- [STATED EXERCISE] Make an exact copy of the listing below.

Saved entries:
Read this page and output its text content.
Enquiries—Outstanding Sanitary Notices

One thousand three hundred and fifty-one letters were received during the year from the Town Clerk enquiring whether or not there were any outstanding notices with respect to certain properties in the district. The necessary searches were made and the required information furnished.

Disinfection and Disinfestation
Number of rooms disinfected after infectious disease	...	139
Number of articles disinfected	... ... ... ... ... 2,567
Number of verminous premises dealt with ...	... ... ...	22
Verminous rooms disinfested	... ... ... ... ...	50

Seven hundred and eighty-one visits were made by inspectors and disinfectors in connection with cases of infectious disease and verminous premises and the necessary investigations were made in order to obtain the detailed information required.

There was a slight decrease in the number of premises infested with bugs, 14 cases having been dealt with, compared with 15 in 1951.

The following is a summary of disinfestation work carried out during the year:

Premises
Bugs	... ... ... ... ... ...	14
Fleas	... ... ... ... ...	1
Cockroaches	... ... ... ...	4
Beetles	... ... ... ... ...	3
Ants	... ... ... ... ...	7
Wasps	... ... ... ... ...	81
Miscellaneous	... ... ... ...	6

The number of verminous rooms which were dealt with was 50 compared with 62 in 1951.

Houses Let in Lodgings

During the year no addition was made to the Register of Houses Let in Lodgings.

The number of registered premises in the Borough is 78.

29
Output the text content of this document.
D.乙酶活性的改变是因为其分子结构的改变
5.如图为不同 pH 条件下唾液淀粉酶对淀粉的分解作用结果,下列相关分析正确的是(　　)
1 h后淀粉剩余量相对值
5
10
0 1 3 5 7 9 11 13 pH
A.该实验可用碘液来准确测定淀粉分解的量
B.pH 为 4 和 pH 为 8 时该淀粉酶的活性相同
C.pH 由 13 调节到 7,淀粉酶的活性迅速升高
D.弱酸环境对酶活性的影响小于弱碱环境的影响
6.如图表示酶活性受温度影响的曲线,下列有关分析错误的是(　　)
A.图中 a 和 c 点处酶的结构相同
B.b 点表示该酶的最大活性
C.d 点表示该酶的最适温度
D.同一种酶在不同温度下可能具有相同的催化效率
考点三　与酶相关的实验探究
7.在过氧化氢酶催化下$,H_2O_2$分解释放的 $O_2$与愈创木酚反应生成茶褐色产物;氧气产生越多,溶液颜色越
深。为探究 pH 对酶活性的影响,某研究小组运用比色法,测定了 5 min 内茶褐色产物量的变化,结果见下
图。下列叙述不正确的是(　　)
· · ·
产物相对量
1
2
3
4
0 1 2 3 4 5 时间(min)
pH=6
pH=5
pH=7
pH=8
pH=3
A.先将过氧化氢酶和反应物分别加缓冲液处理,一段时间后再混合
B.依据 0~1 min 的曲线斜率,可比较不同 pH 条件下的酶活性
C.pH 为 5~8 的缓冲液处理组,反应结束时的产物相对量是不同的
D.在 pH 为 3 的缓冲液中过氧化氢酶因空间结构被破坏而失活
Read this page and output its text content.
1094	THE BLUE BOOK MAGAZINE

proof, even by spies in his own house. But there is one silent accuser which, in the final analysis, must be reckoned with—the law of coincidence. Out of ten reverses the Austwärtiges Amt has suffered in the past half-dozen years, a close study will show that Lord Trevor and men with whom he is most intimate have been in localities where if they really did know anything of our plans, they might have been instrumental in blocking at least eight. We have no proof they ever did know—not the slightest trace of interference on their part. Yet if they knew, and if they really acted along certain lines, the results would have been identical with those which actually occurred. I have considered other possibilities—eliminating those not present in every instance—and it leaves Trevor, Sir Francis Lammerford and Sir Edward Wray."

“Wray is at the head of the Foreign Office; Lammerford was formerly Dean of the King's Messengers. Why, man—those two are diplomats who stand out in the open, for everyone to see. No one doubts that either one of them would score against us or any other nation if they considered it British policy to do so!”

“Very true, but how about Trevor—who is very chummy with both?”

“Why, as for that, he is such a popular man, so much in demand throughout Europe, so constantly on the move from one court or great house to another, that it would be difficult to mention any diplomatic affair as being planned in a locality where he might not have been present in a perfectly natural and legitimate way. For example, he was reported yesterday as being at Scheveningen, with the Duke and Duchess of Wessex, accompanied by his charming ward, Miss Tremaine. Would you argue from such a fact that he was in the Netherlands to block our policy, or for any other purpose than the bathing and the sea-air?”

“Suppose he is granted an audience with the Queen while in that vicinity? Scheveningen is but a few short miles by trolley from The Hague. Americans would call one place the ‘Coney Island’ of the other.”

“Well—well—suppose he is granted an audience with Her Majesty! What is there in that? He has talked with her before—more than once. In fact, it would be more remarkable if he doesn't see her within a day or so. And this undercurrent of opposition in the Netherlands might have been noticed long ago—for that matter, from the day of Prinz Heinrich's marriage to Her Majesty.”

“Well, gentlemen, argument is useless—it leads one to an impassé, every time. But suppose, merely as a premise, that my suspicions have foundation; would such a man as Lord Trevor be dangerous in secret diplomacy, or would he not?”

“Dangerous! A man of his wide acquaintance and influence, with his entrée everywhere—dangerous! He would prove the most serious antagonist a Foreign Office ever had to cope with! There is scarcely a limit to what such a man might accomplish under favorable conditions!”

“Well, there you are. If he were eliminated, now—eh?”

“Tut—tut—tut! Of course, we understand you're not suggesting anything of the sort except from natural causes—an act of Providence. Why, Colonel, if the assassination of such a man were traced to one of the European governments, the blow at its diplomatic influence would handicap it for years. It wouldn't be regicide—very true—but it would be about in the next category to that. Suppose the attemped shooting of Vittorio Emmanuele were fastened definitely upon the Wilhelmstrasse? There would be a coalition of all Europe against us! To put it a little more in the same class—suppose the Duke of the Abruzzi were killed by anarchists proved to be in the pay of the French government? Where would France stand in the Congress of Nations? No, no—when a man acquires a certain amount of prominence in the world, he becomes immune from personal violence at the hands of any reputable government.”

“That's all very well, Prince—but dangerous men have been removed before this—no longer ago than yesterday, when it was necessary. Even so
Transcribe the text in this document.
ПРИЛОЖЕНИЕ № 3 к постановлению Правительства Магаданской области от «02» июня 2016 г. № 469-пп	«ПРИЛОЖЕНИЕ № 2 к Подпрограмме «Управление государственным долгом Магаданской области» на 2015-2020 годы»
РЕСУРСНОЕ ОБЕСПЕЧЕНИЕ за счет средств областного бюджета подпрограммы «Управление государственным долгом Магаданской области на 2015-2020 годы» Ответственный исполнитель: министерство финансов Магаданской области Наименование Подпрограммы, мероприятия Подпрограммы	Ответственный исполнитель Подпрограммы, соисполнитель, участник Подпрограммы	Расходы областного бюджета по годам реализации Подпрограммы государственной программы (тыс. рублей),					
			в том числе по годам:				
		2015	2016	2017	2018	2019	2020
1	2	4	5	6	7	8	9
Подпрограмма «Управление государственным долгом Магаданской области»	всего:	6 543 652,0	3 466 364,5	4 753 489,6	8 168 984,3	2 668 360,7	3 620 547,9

- [WRITTEN RESPONSE]
Read this page and output its text content.
Enquiries—Outstanding Sanitary Notices

One thousand three hundred and fifty-one letters were received during the year from the Town Clerk enquiring whether or not there were any outstanding notices with respect to certain properties in the district. The necessary searches were made and the required information furnished.

Disinfection and Disinfestation
Number of rooms disinfected after infectious disease	...	139
Number of articles disinfected	... ... ... ... ... 2,567
Number of verminous premises dealt with ...	... ... ...	22
Verminous rooms disinfested	... ... ... ... ...	50

Seven hundred and eighty-one visits were made by inspectors and disinfectors in connection with cases of infectious disease and verminous premises and the necessary investigations were made in order to obtain the detailed information required.

There was a slight decrease in the number of premises infested with bugs, 14 cases having been dealt with, compared with 15 in 1951.

The following is a summary of disinfestation work carried out during the year:

Premises
Bugs	... ... ... ... ... ...	14
Fleas	... ... ... ... ...	1
Cockroaches	... ... ... ...	4
Beetles	... ... ... ... ...	3
Ants	... ... ... ... ...	7
Wasps	... ... ... ... ...	81
Miscellaneous	... ... ... ...	6

The number of verminous rooms which were dealt with was 50 compared with 62 in 1951.

Houses Let in Lodgings

During the year no addition was made to the Register of Houses Let in Lodgings.

The number of registered premises in the Borough is 78.

29
Output the text content of this document.
D.乙酶活性的改变是因为其分子结构的改变
5.如图为不同 pH 条件下唾液淀粉酶对淀粉的分解作用结果,下列相关分析正确的是(　　)
1 h后淀粉剩余量相对值
5
10
0 1 3 5 7 9 11 13 pH
A.该实验可用碘液来准确测定淀粉分解的量
B.pH 为 4 和 pH 为 8 时该淀粉酶的活性相同
C.pH 由 13 调节到 7,淀粉酶的活性迅速升高
D.弱酸环境对酶活性的影响小于弱碱环境的影响
6.如图表示酶活性受温度影响的曲线,下列有关分析错误的是(　　)
A.图中 a 和 c 点处酶的结构相同
B.b 点表示该酶的最大活性
C.d 点表示该酶的最适温度
D.同一种酶在不同温度下可能具有相同的催化效率
考点三　与酶相关的实验探究
7.在过氧化氢酶催化下$,H_2O_2$分解释放的 $O_2$与愈创木酚反应生成茶褐色产物;氧气产生越多,溶液颜色越
深。为探究 pH 对酶活性的影响,某研究小组运用比色法,测定了 5 min 内茶褐色产物量的变化,结果见下
图。下列叙述不正确的是(　　)
· · ·
产物相对量
1
2
3
4
0 1 2 3 4 5 时间(min)
pH=6
pH=5
pH=7
pH=8
pH=3
A.先将过氧化氢酶和反应物分别加缓冲液处理,一段时间后再混合
B.依据 0~1 min 的曲线斜率,可比较不同 pH 条件下的酶活性
C.pH 为 5~8 的缓冲液处理组,反应结束时的产物相对量是不同的
D.在 pH 为 3 的缓冲液中过氧化氢酶因空间结构被破坏而失活
Read this page and output its text content.
1094	THE BLUE BOOK MAGAZINE

proof, even by spies in his own house. But there is one silent accuser which, in the final analysis, must be reckoned with—the law of coincidence. Out of ten reverses the Austwärtiges Amt has suffered in the past half-dozen years, a close study will show that Lord Trevor and men with whom he is most intimate have been in localities where if they really did know anything of our plans, they might have been instrumental in blocking at least eight. We have no proof they ever did know—not the slightest trace of interference on their part. Yet if they knew, and if they really acted along certain lines, the results would have been identical with those which actually occurred. I have considered other possibilities—eliminating those not present in every instance—and it leaves Trevor, Sir Francis Lammerford and Sir Edward Wray."

“Wray is at the head of the Foreign Office; Lammerford was formerly Dean of the King's Messengers. Why, man—those two are diplomats who stand out in the open, for everyone to see. No one doubts that either one of them would score against us or any other nation if they considered it British policy to do so!”

“Very true, but how about Trevor—who is very chummy with both?”

“Why, as for that, he is such a popular man, so much in demand throughout Europe, so constantly on the move from one court or great house to another, that it would be difficult to mention any diplomatic affair as being planned in a locality where he might not have been present in a perfectly natural and legitimate way. For example, he was reported yesterday as being at Scheveningen, with the Duke and Duchess of Wessex, accompanied by his charming ward, Miss Tremaine. Would you argue from such a fact that he was in the Netherlands to block our policy, or for any other purpose than the bathing and the sea-air?”

“Suppose he is granted an audience with the Queen while in that vicinity? Scheveningen is but a few short miles by trolley from The Hague. Americans would call one place the ‘Coney Island’ of the other.”

“Well—well—suppose he is granted an audience with Her Majesty! What is there in that? He has talked with her before—more than once. In fact, it would be more remarkable if he doesn't see her within a day or so. And this undercurrent of opposition in the Netherlands might have been noticed long ago—for that matter, from the day of Prinz Heinrich's marriage to Her Majesty.”

“Well, gentlemen, argument is useless—it leads one to an impassé, every time. But suppose, merely as a premise, that my suspicions have foundation; would such a man as Lord Trevor be dangerous in secret diplomacy, or would he not?”

“Dangerous! A man of his wide acquaintance and influence, with his entrée everywhere—dangerous! He would prove the most serious antagonist a Foreign Office ever had to cope with! There is scarcely a limit to what such a man might accomplish under favorable conditions!”

“Well, there you are. If he were eliminated, now—eh?”

“Tut—tut—tut! Of course, we understand you're not suggesting anything of the sort except from natural causes—an act of Providence. Why, Colonel, if the assassination of such a man were traced to one of the European governments, the blow at its diplomatic influence would handicap it for years. It wouldn't be regicide—very true—but it would be about in the next category to that. Suppose the attemped shooting of Vittorio Emmanuele were fastened definitely upon the Wilhelmstrasse? There would be a coalition of all Europe against us! To put it a little more in the same class—suppose the Duke of the Abruzzi were killed by anarchists proved to be in the pay of the French government? Where would France stand in the Congress of Nations? No, no—when a man acquires a certain amount of prominence in the world, he becomes immune from personal violence at the hands of any reputable government.”

“That's all very well, Prince—but dangerous men have been removed before this—no longer ago than yesterday, when it was necessary. Even so
Transcribe the text in this document.
ПРИЛОЖЕНИЕ № 3 к постановлению Правительства Магаданской области от «02» июня 2016 г. № 469-пп	«ПРИЛОЖЕНИЕ № 2 к Подпрограмме «Управление государственным долгом Магаданской области» на 2015-2020 годы»
РЕСУРСНОЕ ОБЕСПЕЧЕНИЕ за счет средств областного бюджета подпрограммы «Управление государственным долгом Магаданской области на 2015-2020 годы» Ответственный исполнитель: министерство финансов Магаданской области Наименование Подпрограммы, мероприятия Подпрограммы	Ответственный исполнитель Подпрограммы, соисполнитель, участник Подпрограммы	Расходы областного бюджета по годам реализации Подпрограммы государственной программы (тыс. рублей),					
			в том числе по годам:				
		2015	2016	2017	2018	2019	2020
1	2	4	5	6	7	8	9
Подпрограмма «Управление государственным долгом Магаданской области»	всего:	6 543 652,0	3 466 364,5	4 753 489,6	8 168 984,3	2 668 360,7	3 620 547,9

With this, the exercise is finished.